PROBLEM STATEMENT:
Every entry that follows should be repeated exactly; drop the images.

DATA LISTING:
━━━━━━━━━━━━━━━━━━━━━━━━━━━━━━

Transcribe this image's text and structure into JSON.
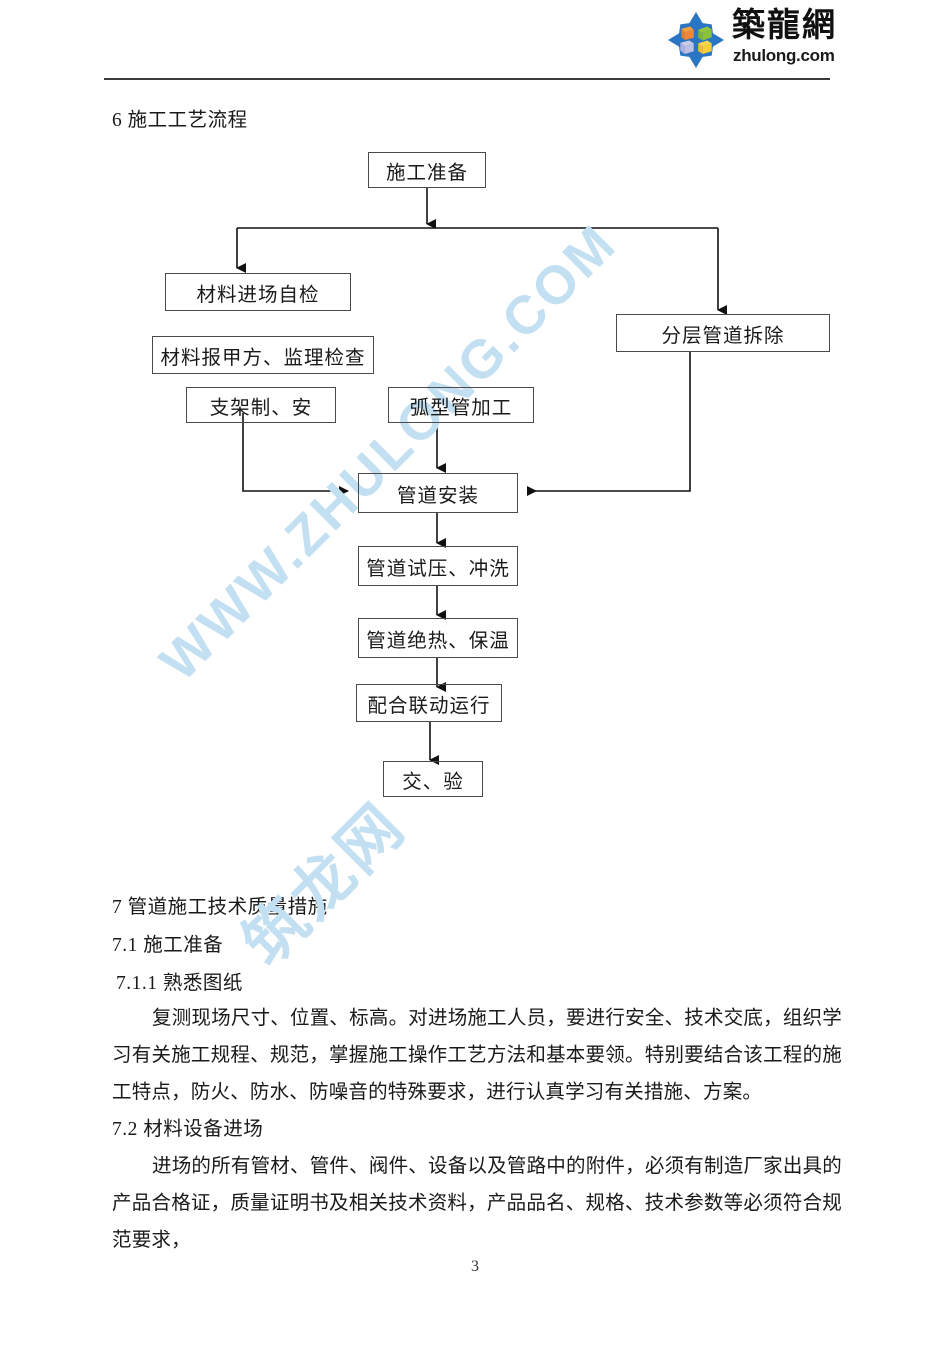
{
  "header": {
    "logo_cn": "築龍網",
    "logo_en": "zhulong.com",
    "logo_icon": "zhulong-diamond-cubes-logo"
  },
  "watermark": {
    "url_text": "WWW.ZHULONG.COM",
    "cn_text": "筑龙网",
    "color": "#c3dff2"
  },
  "sections": {
    "s6_title": "6    施工工艺流程",
    "s7_title": "7    管道施工技术质量措施",
    "s71_title": "7.1 施工准备",
    "s711_title": "7.1.1 熟悉图纸",
    "s711_body": "复测现场尺寸、位置、标高。对进场施工人员，要进行安全、技术交底，组织学习有关施工规程、规范，掌握施工操作工艺方法和基本要领。特别要结合该工程的施工特点，防火、防水、防噪音的特殊要求，进行认真学习有关措施、方案。",
    "s72_title": "7.2 材料设备进场",
    "s72_body": "进场的所有管材、管件、阀件、设备以及管路中的附件，必须有制造厂家出具的产品合格证，质量证明书及相关技术资料，产品品名、规格、技术参数等必须符合规范要求，"
  },
  "flowchart": {
    "boxes": [
      {
        "id": "prep",
        "label": "施工准备"
      },
      {
        "id": "self-check",
        "label": "材料进场自检"
      },
      {
        "id": "demolition",
        "label": "分层管道拆除"
      },
      {
        "id": "report",
        "label": "材料报甲方、监理检查"
      },
      {
        "id": "bracket",
        "label": "支架制、安"
      },
      {
        "id": "arc-pipe",
        "label": "弧型管加工"
      },
      {
        "id": "install",
        "label": "管道安装"
      },
      {
        "id": "pressure",
        "label": "管道试压、冲洗"
      },
      {
        "id": "insulation",
        "label": "管道绝热、保温"
      },
      {
        "id": "commission",
        "label": "配合联动运行"
      },
      {
        "id": "handover",
        "label": "交、验"
      }
    ]
  },
  "footer": {
    "page_number": "3"
  }
}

━━━━━━━━━━━━━━━━━━━━━━━━━━━━━━

PROBLEM SOLUTION:
Transcribe this image's text and structure into JSON.
{
  "header": {
    "logo_cn": "築龍網",
    "logo_en": "zhulong.com",
    "logo_icon": "zhulong-diamond-cubes-logo"
  },
  "watermark": {
    "url_text": "WWW.ZHULONG.COM",
    "cn_text": "筑龙网",
    "color": "#c3dff2"
  },
  "sections": {
    "s6_title": "6    施工工艺流程",
    "s7_title": "7    管道施工技术质量措施",
    "s71_title": "7.1 施工准备",
    "s711_title": "7.1.1 熟悉图纸",
    "s711_body": "复测现场尺寸、位置、标高。对进场施工人员，要进行安全、技术交底，组织学习有关施工规程、规范，掌握施工操作工艺方法和基本要领。特别要结合该工程的施工特点，防火、防水、防噪音的特殊要求，进行认真学习有关措施、方案。",
    "s72_title": "7.2 材料设备进场",
    "s72_body": "进场的所有管材、管件、阀件、设备以及管路中的附件，必须有制造厂家出具的产品合格证，质量证明书及相关技术资料，产品品名、规格、技术参数等必须符合规范要求，"
  },
  "flowchart": {
    "boxes": [
      {
        "id": "prep",
        "label": "施工准备"
      },
      {
        "id": "self-check",
        "label": "材料进场自检"
      },
      {
        "id": "demolition",
        "label": "分层管道拆除"
      },
      {
        "id": "report",
        "label": "材料报甲方、监理检查"
      },
      {
        "id": "bracket",
        "label": "支架制、安"
      },
      {
        "id": "arc-pipe",
        "label": "弧型管加工"
      },
      {
        "id": "install",
        "label": "管道安装"
      },
      {
        "id": "pressure",
        "label": "管道试压、冲洗"
      },
      {
        "id": "insulation",
        "label": "管道绝热、保温"
      },
      {
        "id": "commission",
        "label": "配合联动运行"
      },
      {
        "id": "handover",
        "label": "交、验"
      }
    ]
  },
  "footer": {
    "page_number": "3"
  }
}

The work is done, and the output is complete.